# Goal:
Show every line in the entries below where the word "JSON" appears.

-- START OF Entries provided --

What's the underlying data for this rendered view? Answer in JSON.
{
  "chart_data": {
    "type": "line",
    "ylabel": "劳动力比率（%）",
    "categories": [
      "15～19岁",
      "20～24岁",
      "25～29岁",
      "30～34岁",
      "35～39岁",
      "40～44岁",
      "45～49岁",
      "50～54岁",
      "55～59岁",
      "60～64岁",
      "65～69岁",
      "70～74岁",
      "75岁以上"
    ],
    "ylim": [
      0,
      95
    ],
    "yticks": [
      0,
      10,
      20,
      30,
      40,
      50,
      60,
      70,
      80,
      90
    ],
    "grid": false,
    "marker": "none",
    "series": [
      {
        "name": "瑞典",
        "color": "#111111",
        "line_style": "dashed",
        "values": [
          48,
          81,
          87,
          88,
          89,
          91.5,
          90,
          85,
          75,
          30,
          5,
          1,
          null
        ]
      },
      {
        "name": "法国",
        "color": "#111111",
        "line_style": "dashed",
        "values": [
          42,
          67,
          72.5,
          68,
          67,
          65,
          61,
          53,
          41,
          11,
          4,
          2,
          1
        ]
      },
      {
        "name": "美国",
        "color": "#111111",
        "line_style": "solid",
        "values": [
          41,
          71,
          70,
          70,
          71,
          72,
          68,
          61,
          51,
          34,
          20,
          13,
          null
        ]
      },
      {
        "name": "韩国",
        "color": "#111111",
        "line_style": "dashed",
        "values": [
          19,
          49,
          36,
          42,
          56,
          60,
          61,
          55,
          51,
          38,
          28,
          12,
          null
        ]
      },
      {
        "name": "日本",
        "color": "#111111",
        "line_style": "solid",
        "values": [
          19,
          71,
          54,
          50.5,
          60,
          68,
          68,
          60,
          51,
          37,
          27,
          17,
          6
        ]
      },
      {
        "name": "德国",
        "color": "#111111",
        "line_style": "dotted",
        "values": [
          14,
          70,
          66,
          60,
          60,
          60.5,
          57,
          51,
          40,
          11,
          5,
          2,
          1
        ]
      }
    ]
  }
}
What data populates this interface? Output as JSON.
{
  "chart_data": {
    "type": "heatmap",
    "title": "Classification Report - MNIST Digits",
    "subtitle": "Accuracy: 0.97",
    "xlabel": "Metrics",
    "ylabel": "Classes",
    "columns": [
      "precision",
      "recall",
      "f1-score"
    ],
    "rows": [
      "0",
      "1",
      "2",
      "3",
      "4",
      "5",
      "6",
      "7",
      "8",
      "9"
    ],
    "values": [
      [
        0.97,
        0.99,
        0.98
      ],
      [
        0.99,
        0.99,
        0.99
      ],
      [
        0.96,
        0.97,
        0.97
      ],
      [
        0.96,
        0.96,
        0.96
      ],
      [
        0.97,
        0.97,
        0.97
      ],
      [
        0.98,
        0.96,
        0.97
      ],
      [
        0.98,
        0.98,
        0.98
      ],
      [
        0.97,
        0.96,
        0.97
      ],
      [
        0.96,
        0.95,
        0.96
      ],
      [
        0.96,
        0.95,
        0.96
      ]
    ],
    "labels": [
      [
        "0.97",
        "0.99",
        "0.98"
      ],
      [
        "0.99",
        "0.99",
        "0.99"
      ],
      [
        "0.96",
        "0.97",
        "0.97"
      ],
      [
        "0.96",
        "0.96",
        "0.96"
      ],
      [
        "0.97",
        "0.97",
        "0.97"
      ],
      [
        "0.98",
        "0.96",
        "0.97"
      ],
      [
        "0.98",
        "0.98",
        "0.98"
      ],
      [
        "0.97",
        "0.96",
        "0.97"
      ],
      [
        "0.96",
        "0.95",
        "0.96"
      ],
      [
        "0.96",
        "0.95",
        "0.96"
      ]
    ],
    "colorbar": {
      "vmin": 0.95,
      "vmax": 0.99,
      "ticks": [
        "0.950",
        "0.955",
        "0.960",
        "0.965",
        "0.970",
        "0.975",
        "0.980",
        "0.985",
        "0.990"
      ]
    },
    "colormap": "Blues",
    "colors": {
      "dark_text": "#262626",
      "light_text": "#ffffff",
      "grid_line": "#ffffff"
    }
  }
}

-- END OF Entries provided --

# Written reply:
What's the underlying data for this rendered view? Answer in JSON.
What data populates this interface? Output as JSON.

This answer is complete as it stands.